WHAT THE TASK ASKS: Output the material beneath exactly, leaving nothing out.
>> Begin DATA TO PROCESS
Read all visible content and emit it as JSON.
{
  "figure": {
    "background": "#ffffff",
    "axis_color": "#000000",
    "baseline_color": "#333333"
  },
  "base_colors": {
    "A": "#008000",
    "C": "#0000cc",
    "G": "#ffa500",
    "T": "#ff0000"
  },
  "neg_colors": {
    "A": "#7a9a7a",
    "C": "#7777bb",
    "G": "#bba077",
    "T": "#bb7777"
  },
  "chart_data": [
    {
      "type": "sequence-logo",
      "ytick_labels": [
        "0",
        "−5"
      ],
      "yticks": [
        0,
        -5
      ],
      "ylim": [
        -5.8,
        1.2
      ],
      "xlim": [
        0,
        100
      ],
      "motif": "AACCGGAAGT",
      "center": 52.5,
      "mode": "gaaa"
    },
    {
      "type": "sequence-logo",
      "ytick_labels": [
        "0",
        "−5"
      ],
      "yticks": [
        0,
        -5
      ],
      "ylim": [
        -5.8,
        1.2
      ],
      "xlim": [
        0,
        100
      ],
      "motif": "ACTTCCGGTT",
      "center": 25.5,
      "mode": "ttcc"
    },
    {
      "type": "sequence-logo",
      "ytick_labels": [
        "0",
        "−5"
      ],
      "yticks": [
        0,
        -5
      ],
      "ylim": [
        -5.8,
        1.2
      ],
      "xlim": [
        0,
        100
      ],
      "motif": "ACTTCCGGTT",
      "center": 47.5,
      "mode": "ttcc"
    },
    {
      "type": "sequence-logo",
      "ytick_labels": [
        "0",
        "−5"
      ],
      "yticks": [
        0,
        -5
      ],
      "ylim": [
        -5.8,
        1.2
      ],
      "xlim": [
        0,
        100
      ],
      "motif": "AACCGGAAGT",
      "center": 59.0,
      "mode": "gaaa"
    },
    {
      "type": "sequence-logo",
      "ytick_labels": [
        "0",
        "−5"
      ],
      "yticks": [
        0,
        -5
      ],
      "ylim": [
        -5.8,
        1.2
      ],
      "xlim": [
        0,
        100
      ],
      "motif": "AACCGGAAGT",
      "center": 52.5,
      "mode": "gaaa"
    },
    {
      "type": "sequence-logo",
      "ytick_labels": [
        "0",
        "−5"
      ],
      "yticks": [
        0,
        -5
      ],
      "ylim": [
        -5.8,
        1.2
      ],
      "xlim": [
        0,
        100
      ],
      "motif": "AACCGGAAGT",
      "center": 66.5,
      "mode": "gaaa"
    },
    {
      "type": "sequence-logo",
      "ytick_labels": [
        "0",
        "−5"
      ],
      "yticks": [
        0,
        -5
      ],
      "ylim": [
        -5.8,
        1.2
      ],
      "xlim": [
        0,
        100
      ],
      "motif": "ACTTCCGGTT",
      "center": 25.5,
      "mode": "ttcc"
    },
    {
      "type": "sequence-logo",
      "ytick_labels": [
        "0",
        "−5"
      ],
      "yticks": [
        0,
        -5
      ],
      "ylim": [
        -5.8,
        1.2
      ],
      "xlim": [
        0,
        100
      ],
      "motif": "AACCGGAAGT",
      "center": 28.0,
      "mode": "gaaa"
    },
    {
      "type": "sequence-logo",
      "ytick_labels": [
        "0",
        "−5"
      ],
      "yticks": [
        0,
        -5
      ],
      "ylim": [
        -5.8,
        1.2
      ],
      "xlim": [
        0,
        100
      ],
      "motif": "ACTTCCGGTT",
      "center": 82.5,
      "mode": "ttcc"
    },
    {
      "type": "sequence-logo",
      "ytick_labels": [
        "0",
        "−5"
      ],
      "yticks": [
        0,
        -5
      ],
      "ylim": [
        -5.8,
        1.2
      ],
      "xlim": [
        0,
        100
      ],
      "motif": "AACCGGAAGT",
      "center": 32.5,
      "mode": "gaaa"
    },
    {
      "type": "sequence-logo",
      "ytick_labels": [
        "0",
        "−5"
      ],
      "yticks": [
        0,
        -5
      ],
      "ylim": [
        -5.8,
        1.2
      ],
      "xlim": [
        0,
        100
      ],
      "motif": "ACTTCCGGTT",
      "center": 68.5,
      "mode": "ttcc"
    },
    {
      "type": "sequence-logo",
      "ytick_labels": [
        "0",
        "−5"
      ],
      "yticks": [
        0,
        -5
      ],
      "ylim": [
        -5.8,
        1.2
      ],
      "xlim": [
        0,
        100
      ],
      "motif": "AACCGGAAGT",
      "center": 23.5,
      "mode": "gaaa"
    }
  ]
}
>> End DATA TO PROCESS
ANSWER FOR THIS EXERCISE:
Read all visible content and emit it as JSON.
{
  "figure": {
    "background": "#ffffff",
    "axis_color": "#000000",
    "baseline_color": "#333333"
  },
  "base_colors": {
    "A": "#008000",
    "C": "#0000cc",
    "G": "#ffa500",
    "T": "#ff0000"
  },
  "neg_colors": {
    "A": "#7a9a7a",
    "C": "#7777bb",
    "G": "#bba077",
    "T": "#bb7777"
  },
  "chart_data": [
    {
      "type": "sequence-logo",
      "ytick_labels": [
        "0",
        "−5"
      ],
      "yticks": [
        0,
        -5
      ],
      "ylim": [
        -5.8,
        1.2
      ],
      "xlim": [
        0,
        100
      ],
      "motif": "AACCGGAAGT",
      "center": 52.5,
      "mode": "gaaa"
    },
    {
      "type": "sequence-logo",
      "ytick_labels": [
        "0",
        "−5"
      ],
      "yticks": [
        0,
        -5
      ],
      "ylim": [
        -5.8,
        1.2
      ],
      "xlim": [
        0,
        100
      ],
      "motif": "ACTTCCGGTT",
      "center": 25.5,
      "mode": "ttcc"
    },
    {
      "type": "sequence-logo",
      "ytick_labels": [
        "0",
        "−5"
      ],
      "yticks": [
        0,
        -5
      ],
      "ylim": [
        -5.8,
        1.2
      ],
      "xlim": [
        0,
        100
      ],
      "motif": "ACTTCCGGTT",
      "center": 47.5,
      "mode": "ttcc"
    },
    {
      "type": "sequence-logo",
      "ytick_labels": [
        "0",
        "−5"
      ],
      "yticks": [
        0,
        -5
      ],
      "ylim": [
        -5.8,
        1.2
      ],
      "xlim": [
        0,
        100
      ],
      "motif": "AACCGGAAGT",
      "center": 59.0,
      "mode": "gaaa"
    },
    {
      "type": "sequence-logo",
      "ytick_labels": [
        "0",
        "−5"
      ],
      "yticks": [
        0,
        -5
      ],
      "ylim": [
        -5.8,
        1.2
      ],
      "xlim": [
        0,
        100
      ],
      "motif": "AACCGGAAGT",
      "center": 52.5,
      "mode": "gaaa"
    },
    {
      "type": "sequence-logo",
      "ytick_labels": [
        "0",
        "−5"
      ],
      "yticks": [
        0,
        -5
      ],
      "ylim": [
        -5.8,
        1.2
      ],
      "xlim": [
        0,
        100
      ],
      "motif": "AACCGGAAGT",
      "center": 66.5,
      "mode": "gaaa"
    },
    {
      "type": "sequence-logo",
      "ytick_labels": [
        "0",
        "−5"
      ],
      "yticks": [
        0,
        -5
      ],
      "ylim": [
        -5.8,
        1.2
      ],
      "xlim": [
        0,
        100
      ],
      "motif": "ACTTCCGGTT",
      "center": 25.5,
      "mode": "ttcc"
    },
    {
      "type": "sequence-logo",
      "ytick_labels": [
        "0",
        "−5"
      ],
      "yticks": [
        0,
        -5
      ],
      "ylim": [
        -5.8,
        1.2
      ],
      "xlim": [
        0,
        100
      ],
      "motif": "AACCGGAAGT",
      "center": 28.0,
      "mode": "gaaa"
    },
    {
      "type": "sequence-logo",
      "ytick_labels": [
        "0",
        "−5"
      ],
      "yticks": [
        0,
        -5
      ],
      "ylim": [
        -5.8,
        1.2
      ],
      "xlim": [
        0,
        100
      ],
      "motif": "ACTTCCGGTT",
      "center": 82.5,
      "mode": "ttcc"
    },
    {
      "type": "sequence-logo",
      "ytick_labels": [
        "0",
        "−5"
      ],
      "yticks": [
        0,
        -5
      ],
      "ylim": [
        -5.8,
        1.2
      ],
      "xlim": [
        0,
        100
      ],
      "motif": "AACCGGAAGT",
      "center": 32.5,
      "mode": "gaaa"
    },
    {
      "type": "sequence-logo",
      "ytick_labels": [
        "0",
        "−5"
      ],
      "yticks": [
        0,
        -5
      ],
      "ylim": [
        -5.8,
        1.2
      ],
      "xlim": [
        0,
        100
      ],
      "motif": "ACTTCCGGTT",
      "center": 68.5,
      "mode": "ttcc"
    },
    {
      "type": "sequence-logo",
      "ytick_labels": [
        "0",
        "−5"
      ],
      "yticks": [
        0,
        -5
      ],
      "ylim": [
        -5.8,
        1.2
      ],
      "xlim": [
        0,
        100
      ],
      "motif": "AACCGGAAGT",
      "center": 23.5,
      "mode": "gaaa"
    }
  ]
}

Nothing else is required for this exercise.